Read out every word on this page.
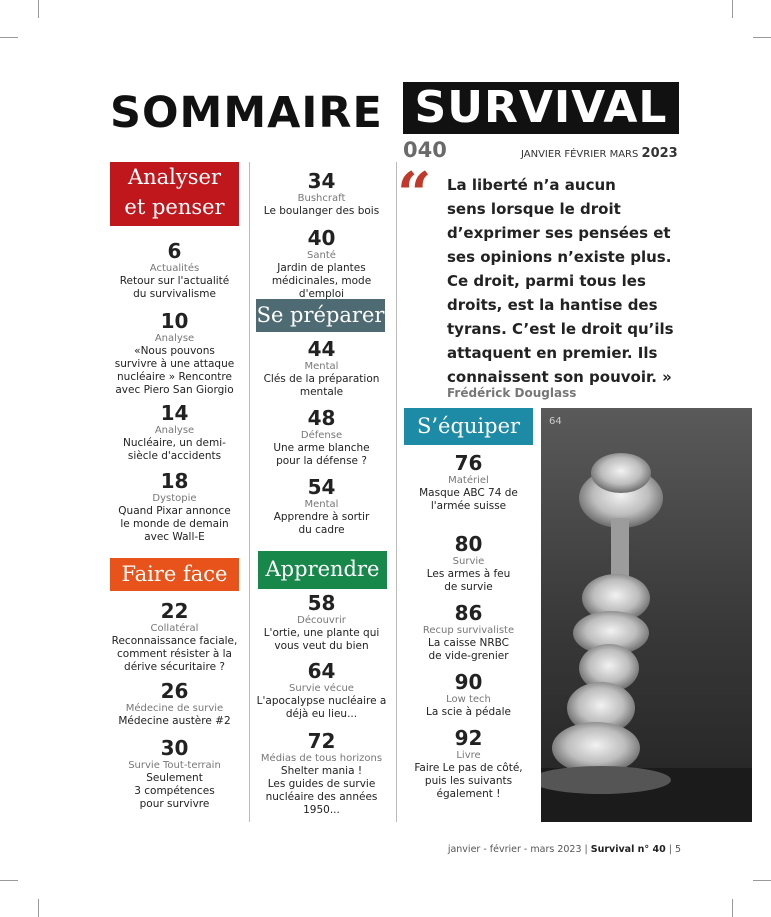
SOMMAIRE SURVIVAL
040	JANVIER FÉVRIER MARS 2023
Analyser
et penser
Faire face
Se préparer
Apprendre
S’équiper
“ La liberté n’a aucun
sens lorsque le droit
d’exprimer ses pensées et
ses opinions n’existe plus.
Ce droit, parmi tous les
droits, est la hantise des
tyrans. C’est le droit qu’ils
attaquent en premier. Ils
connaissent son pouvoir. »
Frédérick Douglass
64
6
Actualités
Retour sur l'actualité
du survivalisme
10
Analyse
«Nous pouvons
survivre à une attaque
nucléaire » Rencontre
avec Piero San Giorgio
14
Analyse
Nucléaire, un demi-
siècle d'accidents
18
Dystopie
Quand Pixar annonce
le monde de demain
avec Wall-E
22
Collatéral
Reconnaissance faciale,
comment résister à la
dérive sécuritaire ?
26
Médecine de survie
Médecine austère #2
30
Survie Tout-terrain
Seulement
3 compétences
pour survivre
34
Bushcraft
Le boulanger des bois
40
Santé
Jardin de plantes
médicinales, mode
d'emploi
44
Mental
Clés de la préparation
mentale
48
Défense
Une arme blanche
pour la défense ?
54
Mental
Apprendre à sortir
du cadre
58
Découvrir
L'ortie, une plante qui
vous veut du bien
64
Survie vécue
L'apocalypse nucléaire a
déjà eu lieu...
72
Médias de tous horizons
Shelter mania !
Les guides de survie
nucléaire des années
1950...
76
Matériel
Masque ABC 74 de
l'armée suisse
80
Survie
Les armes à feu
de survie
86
Recup survivaliste
La caisse NRBC
de vide-grenier
90
Low tech
La scie à pédale
92
Livre
Faire Le pas de côté,
puis les suivants
également !
janvier - février - mars 2023 | Survival n° 40 | 5
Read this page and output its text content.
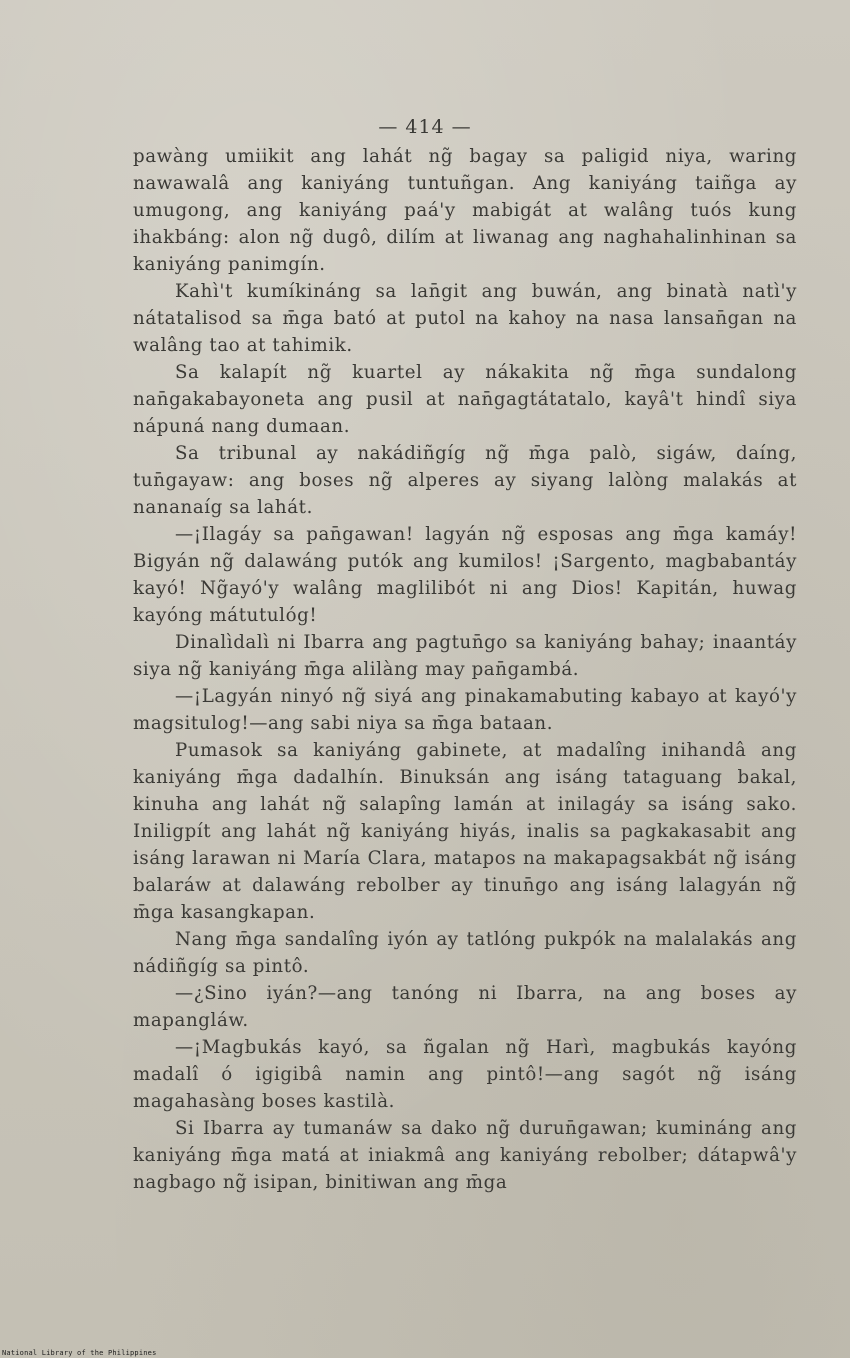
— 414 —

pawàng umiikit ang lahát ng̃ bagay sa paligid niya, waring nawawalâ ang kaniyáng tuntuñgan. Ang kaniyáng taiñga ay umugong, ang kaniyáng paá'y mabigát at walâng tuós kung ihakbáng: alon ng̃ dugô, dilím at liwanag ang naghahalinhinan sa kaniyáng panimgín.

Kahì't kumíkináng sa lan̄git ang buwán, ang binatà natì'y nátatalisod sa m̄ga bató at putol na kahoy na nasa lansan̄gan na walâng tao at tahimik.

Sa kalapít ng̃ kuartel ay nákakita ng̃ m̄ga sundalong nan̄gakabayoneta ang pusil at nan̄gagtátatalo, kayâ't hindî siya nápuná nang dumaan.

Sa tribunal ay nakádiñgíg ng̃ m̄ga palò, sigáw, daíng, tun̄gayaw: ang boses ng̃ alperes ay siyang lalòng malakás at nananaíg sa lahát.

—¡Ilagáy sa pan̄gawan! lagyán ng̃ esposas ang m̄ga kamáy! Bigyán ng̃ dalawáng putók ang kumilos! ¡Sargento, magbabantáy kayó! Ng̃ayó'y walâng maglilibót ni ang Dios! Kapitán, huwag kayóng mátutulóg!

Dinalìdalì ni Ibarra ang pagtun̄go sa kaniyáng bahay; inaantáy siya ng̃ kaniyáng m̄ga alilàng may pan̄gambá.

—¡Lagyán ninyó ng̃ siyá ang pinakamabuting kabayo at kayó'y magsitulog!—ang sabi niya sa m̄ga bataan.

Pumasok sa kaniyáng gabinete, at madalîng inihandâ ang kaniyáng m̄ga dadalhín. Binuksán ang isáng tataguang bakal, kinuha ang lahát ng̃ salapîng lamán at inilagáy sa isáng sako. Iniligpít ang lahát ng̃ kaniyáng hiyás, inalis sa pagkakasabit ang isáng larawan ni María Clara, matapos na makapagsakbát ng̃ isáng balaráw at dalawáng rebolber ay tinun̄go ang isáng lalagyán ng̃ m̄ga kasangkapan.

Nang m̄ga sandalîng iyón ay tatlóng pukpók na malalakás ang nádiñgíg sa pintô.

—¿Sino iyán?—ang tanóng ni Ibarra, na ang boses ay mapangláw.

—¡Magbukás kayó, sa ñgalan ng̃ Harì, magbukás kayóng madalî ó igigibâ namin ang pintô!—ang sagót ng̃ isáng magahasàng boses kastilà.

Si Ibarra ay tumanáw sa dako ng̃ durun̄gawan; kumináng ang kaniyáng m̄ga matá at iniakmâ ang kaniyáng rebolber; dátapwâ'y nagbago ng̃ isipan, binitiwan ang m̄ga

National Library of the Philippines
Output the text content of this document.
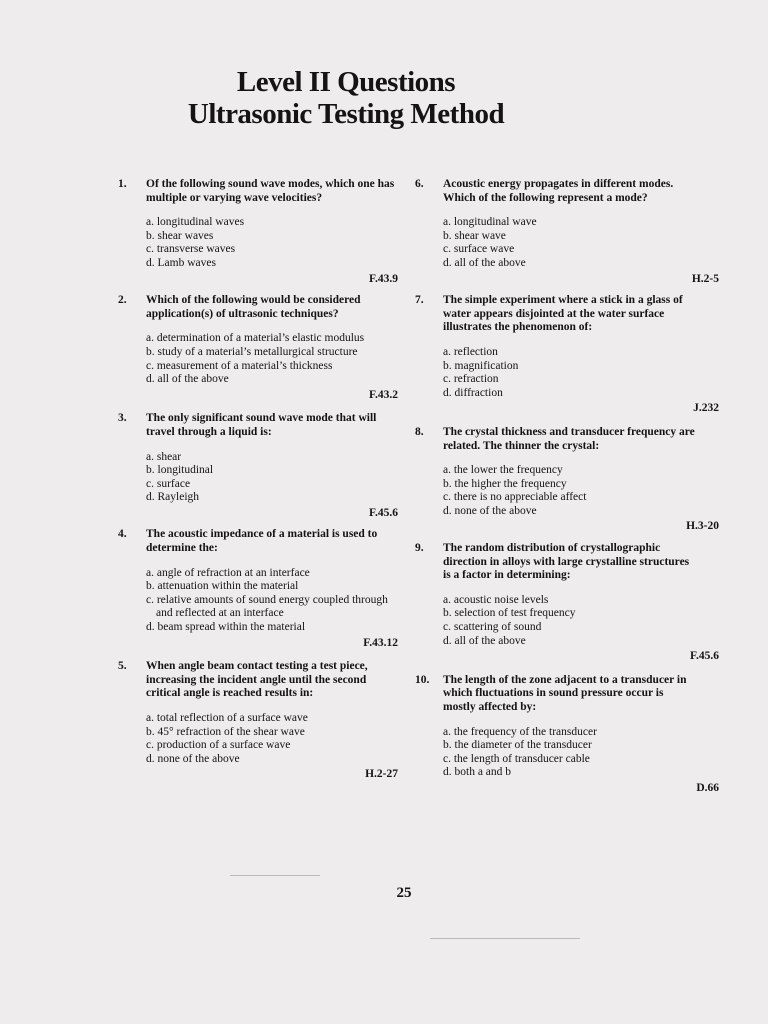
Level II Questions
Ultrasonic Testing Method
1. Of the following sound wave modes, which one has multiple or varying wave velocities?
a. longitudinal waves
b. shear waves
c. transverse waves
d. Lamb waves
F.43.9
2. Which of the following would be considered application(s) of ultrasonic techniques?
a. determination of a material’s elastic modulus
b. study of a material’s metallurgical structure
c. measurement of a material’s thickness
d. all of the above
F.43.2
3. The only significant sound wave mode that will travel through a liquid is:
a. shear
b. longitudinal
c. surface
d. Rayleigh
F.45.6
4. The acoustic impedance of a material is used to determine the:
a. angle of refraction at an interface
b. attenuation within the material
c. relative amounts of sound energy coupled through and reflected at an interface
d. beam spread within the material
F.43.12
5. When angle beam contact testing a test piece, increasing the incident angle until the second critical angle is reached results in:
a. total reflection of a surface wave
b. 45° refraction of the shear wave
c. production of a surface wave
d. none of the above
H.2-27
6. Acoustic energy propagates in different modes. Which of the following represent a mode?
a. longitudinal wave
b. shear wave
c. surface wave
d. all of the above
H.2-5
7. The simple experiment where a stick in a glass of water appears disjointed at the water surface illustrates the phenomenon of:
a. reflection
b. magnification
c. refraction
d. diffraction
J.232
8. The crystal thickness and transducer frequency are related. The thinner the crystal:
a. the lower the frequency
b. the higher the frequency
c. there is no appreciable affect
d. none of the above
H.3-20
9. The random distribution of crystallographic direction in alloys with large crystalline structures is a factor in determining:
a. acoustic noise levels
b. selection of test frequency
c. scattering of sound
d. all of the above
F.45.6
10. The length of the zone adjacent to a transducer in which fluctuations in sound pressure occur is mostly affected by:
a. the frequency of the transducer
b. the diameter of the transducer
c. the length of transducer cable
d. both a and b
D.66
25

PROBLEM TO SOLVE:
Ignore the images and quote every line of the listing exactly.

WORKED ANSWER:
Read out every word on this page.
SOMMAIRE SURVIVAL
040	JANVIER FÉVRIER MARS 2023
Analyser
et penser
Faire face
Se préparer
Apprendre
S’équiper
“ La liberté n’a aucun
sens lorsque le droit
d’exprimer ses pensées et
ses opinions n’existe plus.
Ce droit, parmi tous les
droits, est la hantise des
tyrans. C’est le droit qu’ils
attaquent en premier. Ils
connaissent son pouvoir. »
Frédérick Douglass
64
6
Actualités
Retour sur l'actualité
du survivalisme
10
Analyse
«Nous pouvons
survivre à une attaque
nucléaire » Rencontre
avec Piero San Giorgio
14
Analyse
Nucléaire, un demi-
siècle d'accidents
18
Dystopie
Quand Pixar annonce
le monde de demain
avec Wall-E
22
Collatéral
Reconnaissance faciale,
comment résister à la
dérive sécuritaire ?
26
Médecine de survie
Médecine austère #2
30
Survie Tout-terrain
Seulement
3 compétences
pour survivre
34
Bushcraft
Le boulanger des bois
40
Santé
Jardin de plantes
médicinales, mode
d'emploi
44
Mental
Clés de la préparation
mentale
48
Défense
Une arme blanche
pour la défense ?
54
Mental
Apprendre à sortir
du cadre
58
Découvrir
L'ortie, une plante qui
vous veut du bien
64
Survie vécue
L'apocalypse nucléaire a
déjà eu lieu...
72
Médias de tous horizons
Shelter mania !
Les guides de survie
nucléaire des années
1950...
76
Matériel
Masque ABC 74 de
l'armée suisse
80
Survie
Les armes à feu
de survie
86
Recup survivaliste
La caisse NRBC
de vide-grenier
90
Low tech
La scie à pédale
92
Livre
Faire Le pas de côté,
puis les suivants
également !
janvier - février - mars 2023 | Survival n° 40 | 5
Read this page and output its text content.
— 414 —

pawàng umiikit ang lahát ng̃ bagay sa paligid niya, waring nawawalâ ang kaniyáng tuntuñgan. Ang kaniyáng taiñga ay umugong, ang kaniyáng paá'y mabigát at walâng tuós kung ihakbáng: alon ng̃ dugô, dilím at liwanag ang naghahalinhinan sa kaniyáng panimgín.

Kahì't kumíkináng sa lan̄git ang buwán, ang binatà natì'y nátatalisod sa m̄ga bató at putol na kahoy na nasa lansan̄gan na walâng tao at tahimik.

Sa kalapít ng̃ kuartel ay nákakita ng̃ m̄ga sundalong nan̄gakabayoneta ang pusil at nan̄gagtátatalo, kayâ't hindî siya nápuná nang dumaan.

Sa tribunal ay nakádiñgíg ng̃ m̄ga palò, sigáw, daíng, tun̄gayaw: ang boses ng̃ alperes ay siyang lalòng malakás at nananaíg sa lahát.

—¡Ilagáy sa pan̄gawan! lagyán ng̃ esposas ang m̄ga kamáy! Bigyán ng̃ dalawáng putók ang kumilos! ¡Sargento, magbabantáy kayó! Ng̃ayó'y walâng maglilibót ni ang Dios! Kapitán, huwag kayóng mátutulóg!

Dinalìdalì ni Ibarra ang pagtun̄go sa kaniyáng bahay; inaantáy siya ng̃ kaniyáng m̄ga alilàng may pan̄gambá.

—¡Lagyán ninyó ng̃ siyá ang pinakamabuting kabayo at kayó'y magsitulog!—ang sabi niya sa m̄ga bataan.

Pumasok sa kaniyáng gabinete, at madalîng inihandâ ang kaniyáng m̄ga dadalhín. Binuksán ang isáng tataguang bakal, kinuha ang lahát ng̃ salapîng lamán at inilagáy sa isáng sako. Iniligpít ang lahát ng̃ kaniyáng hiyás, inalis sa pagkakasabit ang isáng larawan ni María Clara, matapos na makapagsakbát ng̃ isáng balaráw at dalawáng rebolber ay tinun̄go ang isáng lalagyán ng̃ m̄ga kasangkapan.

Nang m̄ga sandalîng iyón ay tatlóng pukpók na malalakás ang nádiñgíg sa pintô.

—¿Sino iyán?—ang tanóng ni Ibarra, na ang boses ay mapangláw.

—¡Magbukás kayó, sa ñgalan ng̃ Harì, magbukás kayóng madalî ó igigibâ namin ang pintô!—ang sagót ng̃ isáng magahasàng boses kastilà.

Si Ibarra ay tumanáw sa dako ng̃ durun̄gawan; kumináng ang kaniyáng m̄ga matá at iniakmâ ang kaniyáng rebolber; dátapwâ'y nagbago ng̃ isipan, binitiwan ang m̄ga

National Library of the Philippines
Output the text content of this document.
Level II Questions
Ultrasonic Testing Method
1. Of the following sound wave modes, which one has multiple or varying wave velocities?
a. longitudinal waves
b. shear waves
c. transverse waves
d. Lamb waves
F.43.9
2. Which of the following would be considered application(s) of ultrasonic techniques?
a. determination of a material’s elastic modulus
b. study of a material’s metallurgical structure
c. measurement of a material’s thickness
d. all of the above
F.43.2
3. The only significant sound wave mode that will travel through a liquid is:
a. shear
b. longitudinal
c. surface
d. Rayleigh
F.45.6
4. The acoustic impedance of a material is used to determine the:
a. angle of refraction at an interface
b. attenuation within the material
c. relative amounts of sound energy coupled through and reflected at an interface
d. beam spread within the material
F.43.12
5. When angle beam contact testing a test piece, increasing the incident angle until the second critical angle is reached results in:
a. total reflection of a surface wave
b. 45° refraction of the shear wave
c. production of a surface wave
d. none of the above
H.2-27
6. Acoustic energy propagates in different modes. Which of the following represent a mode?
a. longitudinal wave
b. shear wave
c. surface wave
d. all of the above
H.2-5
7. The simple experiment where a stick in a glass of water appears disjointed at the water surface illustrates the phenomenon of:
a. reflection
b. magnification
c. refraction
d. diffraction
J.232
8. The crystal thickness and transducer frequency are related. The thinner the crystal:
a. the lower the frequency
b. the higher the frequency
c. there is no appreciable affect
d. none of the above
H.3-20
9. The random distribution of crystallographic direction in alloys with large crystalline structures is a factor in determining:
a. acoustic noise levels
b. selection of test frequency
c. scattering of sound
d. all of the above
F.45.6
10. The length of the zone adjacent to a transducer in which fluctuations in sound pressure occur is mostly affected by:
a. the frequency of the transducer
b. the diameter of the transducer
c. the length of transducer cable
d. both a and b
D.66
25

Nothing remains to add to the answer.